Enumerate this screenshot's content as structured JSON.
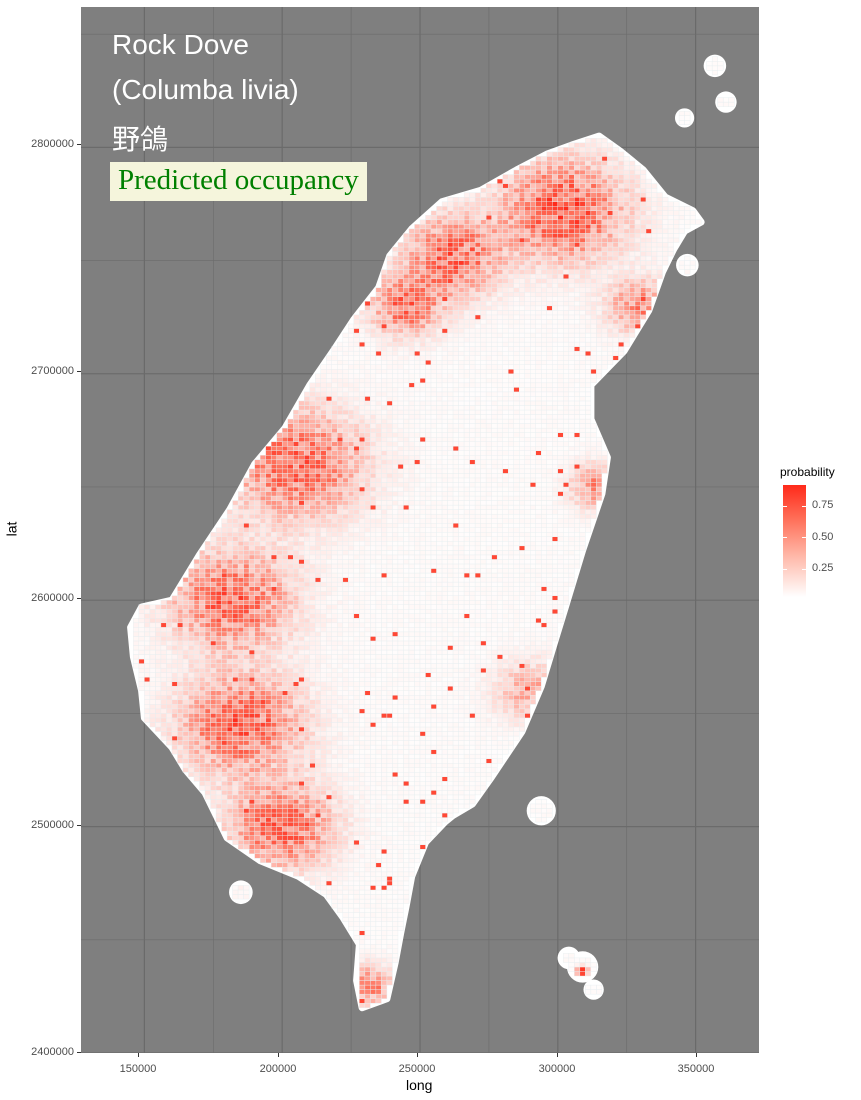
{
  "chart_data": {
    "type": "heatmap",
    "title_lines": [
      "Rock Dove",
      "(Columba livia)",
      "野鴿"
    ],
    "subtitle": "Predicted occupancy",
    "xlabel": "long",
    "ylabel": "lat",
    "xlim": [
      127000,
      373000
    ],
    "ylim": [
      2400000,
      2862000
    ],
    "x_ticks": [
      150000,
      200000,
      250000,
      300000,
      350000
    ],
    "y_ticks": [
      2400000,
      2500000,
      2600000,
      2700000,
      2800000
    ],
    "x_tick_labels": [
      "150000",
      "200000",
      "250000",
      "300000",
      "350000"
    ],
    "y_tick_labels": [
      "2400000",
      "2500000",
      "2600000",
      "2700000",
      "2800000"
    ],
    "grid": true,
    "panel_background": "#7f7f7f",
    "low_color": "#ffffff",
    "high_color": "#ff2a1a",
    "legend": {
      "title": "probability",
      "placement": "right",
      "ticks": [
        0.25,
        0.5,
        0.75
      ],
      "tick_labels": [
        "0.25",
        "0.50",
        "0.75"
      ],
      "range": [
        0.0,
        0.85
      ]
    },
    "main_outline": [
      [
        315000,
        2805000
      ],
      [
        305000,
        2801000
      ],
      [
        296000,
        2797000
      ],
      [
        285000,
        2790000
      ],
      [
        272000,
        2781000
      ],
      [
        258000,
        2776000
      ],
      [
        247000,
        2764000
      ],
      [
        239000,
        2752000
      ],
      [
        235000,
        2738000
      ],
      [
        226000,
        2724000
      ],
      [
        219000,
        2711000
      ],
      [
        210000,
        2695000
      ],
      [
        201000,
        2676000
      ],
      [
        190000,
        2660000
      ],
      [
        181000,
        2640000
      ],
      [
        170000,
        2620000
      ],
      [
        160000,
        2600000
      ],
      [
        149000,
        2597000
      ],
      [
        145000,
        2588000
      ],
      [
        146000,
        2575000
      ],
      [
        149000,
        2560000
      ],
      [
        150000,
        2548000
      ],
      [
        160000,
        2535000
      ],
      [
        165000,
        2525000
      ],
      [
        172000,
        2515000
      ],
      [
        180000,
        2495000
      ],
      [
        192000,
        2485000
      ],
      [
        206000,
        2478000
      ],
      [
        216000,
        2470000
      ],
      [
        222000,
        2460000
      ],
      [
        228000,
        2448000
      ],
      [
        227000,
        2432000
      ],
      [
        229000,
        2420000
      ],
      [
        238000,
        2424000
      ],
      [
        241000,
        2440000
      ],
      [
        243000,
        2453000
      ],
      [
        245000,
        2465000
      ],
      [
        247000,
        2478000
      ],
      [
        252000,
        2493000
      ],
      [
        259000,
        2502000
      ],
      [
        262000,
        2505000
      ],
      [
        269000,
        2510000
      ],
      [
        276000,
        2522000
      ],
      [
        287000,
        2542000
      ],
      [
        294000,
        2562000
      ],
      [
        299000,
        2582000
      ],
      [
        303000,
        2598000
      ],
      [
        309000,
        2622000
      ],
      [
        316000,
        2647000
      ],
      [
        318000,
        2663000
      ],
      [
        312000,
        2680000
      ],
      [
        312000,
        2695000
      ],
      [
        324000,
        2710000
      ],
      [
        333000,
        2728000
      ],
      [
        338000,
        2745000
      ],
      [
        342000,
        2755000
      ],
      [
        346000,
        2763000
      ],
      [
        352000,
        2767000
      ],
      [
        349000,
        2772000
      ],
      [
        339000,
        2778000
      ],
      [
        331000,
        2790000
      ],
      [
        323000,
        2798000
      ]
    ],
    "islands": [
      {
        "name": "penghu",
        "center": [
          294000,
          2507000
        ],
        "radius": 4200
      },
      {
        "name": "liuqiu",
        "center": [
          185000,
          2471000
        ],
        "radius": 3200
      },
      {
        "name": "lanyu",
        "center": [
          309000,
          2438000
        ],
        "radius": 4600
      },
      {
        "name": "green-island-north",
        "center": [
          304000,
          2442000
        ],
        "radius": 3000
      },
      {
        "name": "green-island-south",
        "center": [
          313000,
          2428000
        ],
        "radius": 2600
      },
      {
        "name": "pengjia",
        "center": [
          357000,
          2836000
        ],
        "radius": 3000
      },
      {
        "name": "mianhua",
        "center": [
          361000,
          2820000
        ],
        "radius": 2800
      },
      {
        "name": "huaping",
        "center": [
          346000,
          2813000
        ],
        "radius": 2400
      },
      {
        "name": "guishan",
        "center": [
          347000,
          2748000
        ],
        "radius": 3000
      }
    ],
    "hotspots": [
      {
        "region": "north-coast",
        "center": [
          302000,
          2772000
        ],
        "radius": 20000,
        "probability": 0.7
      },
      {
        "region": "northwest-coast",
        "center": [
          262000,
          2752000
        ],
        "radius": 16000,
        "probability": 0.6
      },
      {
        "region": "taoyuan",
        "center": [
          245000,
          2730000
        ],
        "radius": 12000,
        "probability": 0.55
      },
      {
        "region": "west-central-plain",
        "center": [
          205000,
          2660000
        ],
        "radius": 22000,
        "probability": 0.6
      },
      {
        "region": "changhua-yunlin",
        "center": [
          182000,
          2600000
        ],
        "radius": 20000,
        "probability": 0.6
      },
      {
        "region": "chiayi-tainan",
        "center": [
          185000,
          2545000
        ],
        "radius": 20000,
        "probability": 0.62
      },
      {
        "region": "kaohsiung",
        "center": [
          200000,
          2500000
        ],
        "radius": 17000,
        "probability": 0.6
      },
      {
        "region": "yilan",
        "center": [
          330000,
          2730000
        ],
        "radius": 11000,
        "probability": 0.45
      },
      {
        "region": "hualien-coast",
        "center": [
          315000,
          2650000
        ],
        "radius": 9000,
        "probability": 0.45
      },
      {
        "region": "hengchun",
        "center": [
          231000,
          2430000
        ],
        "radius": 8000,
        "probability": 0.5
      },
      {
        "region": "southeast-coast",
        "center": [
          290000,
          2560000
        ],
        "radius": 12000,
        "probability": 0.3
      },
      {
        "region": "lanyu-peak",
        "center": [
          309000,
          2436000
        ],
        "radius": 1800,
        "probability": 0.9
      }
    ]
  }
}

§ **Brief**
Return every line holding the word "green" from the records.

§ **Task result**
        "name": "green-island-north",
        "name": "green-island-south",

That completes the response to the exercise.